All the records that follow need to be reproduced exactly. Omit the images.

[PROVIDED RECORDS]
>> START
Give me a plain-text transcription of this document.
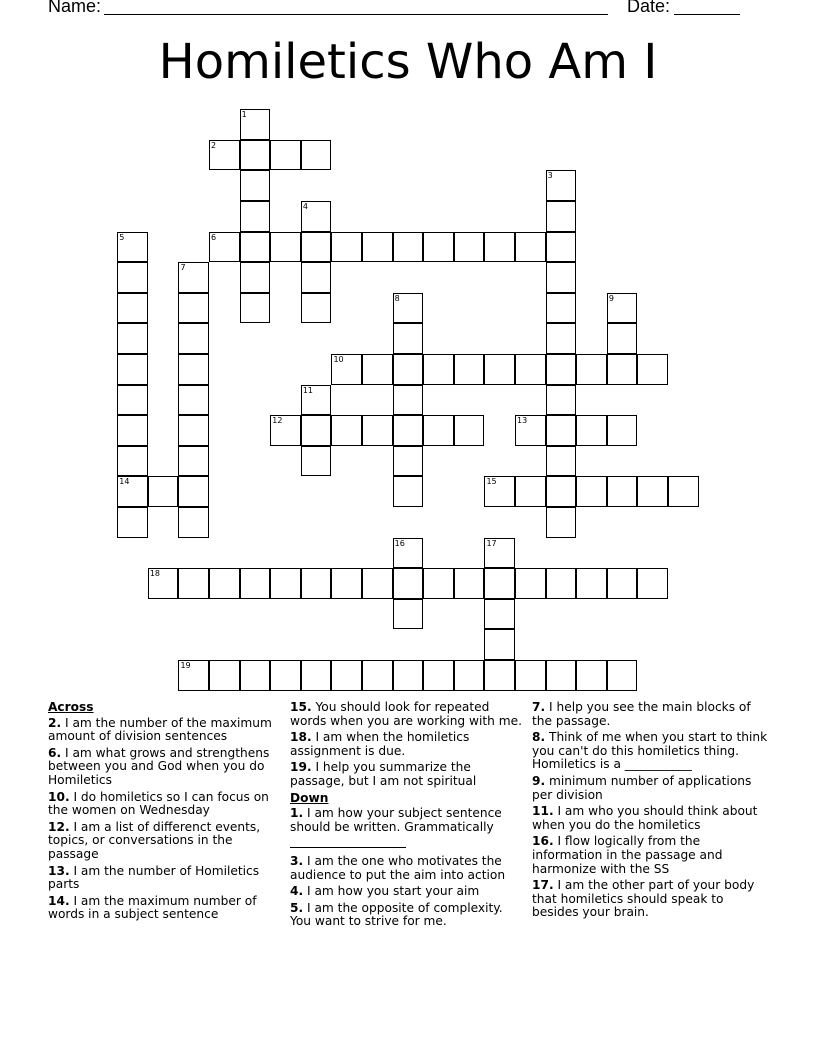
Name:	Date:
Homiletics Who Am I
1
2
3
4
5
14
6
7
8	9
10
11
12	13
15
16	17
18
19
Across
2. I am the number of the maximum amount of division sentences
6. I am what grows and strengthens between you and God when you do Homiletics
10. I do homiletics so I can focus on the women on Wednesday
12. I am a list of differenct events, topics, or conversations in the passage
13. I am the number of Homiletics parts
14. I am the maximum number of words in a subject sentence
15. You should look for repeated words when you are working with me.
18. I am when the homiletics assignment is due.
19. I help you summarize the passage, but I am not spiritual
Down
1. I am how your subject sentence should be written. Grammatically

3. I am the one who motivates the audience to put the aim into action
4. I am how you start your aim
5. I am the opposite of complexity. You want to strive for me.
7. I help you see the main blocks of the passage.
8. Think of me when you start to think you can't do this homiletics thing. Homiletics is a ___________
9. minimum number of applications per division
11. I am who you should think about when you do the homiletics
16. I flow logically from the information in the passage and harmonize with the SS
17. I am the other part of your body that homiletics should speak to besides your brain.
>> END
[WORKED ANSWER]
Give me a plain-text transcription of this document.
Name:	Date:
Homiletics Who Am I
1
2
3
4
5
14
6
7
8	9
10
11
12	13
15
16	17
18
19
Across
2. I am the number of the maximum amount of division sentences
6. I am what grows and strengthens between you and God when you do Homiletics
10. I do homiletics so I can focus on the women on Wednesday
12. I am a list of differenct events, topics, or conversations in the passage
13. I am the number of Homiletics parts
14. I am the maximum number of words in a subject sentence
15. You should look for repeated words when you are working with me.
18. I am when the homiletics assignment is due.
19. I help you summarize the passage, but I am not spiritual
Down
1. I am how your subject sentence should be written. Grammatically

3. I am the one who motivates the audience to put the aim into action
4. I am how you start your aim
5. I am the opposite of complexity. You want to strive for me.
7. I help you see the main blocks of the passage.
8. Think of me when you start to think you can't do this homiletics thing. Homiletics is a ___________
9. minimum number of applications per division
11. I am who you should think about when you do the homiletics
16. I flow logically from the information in the passage and harmonize with the SS
17. I am the other part of your body that homiletics should speak to besides your brain.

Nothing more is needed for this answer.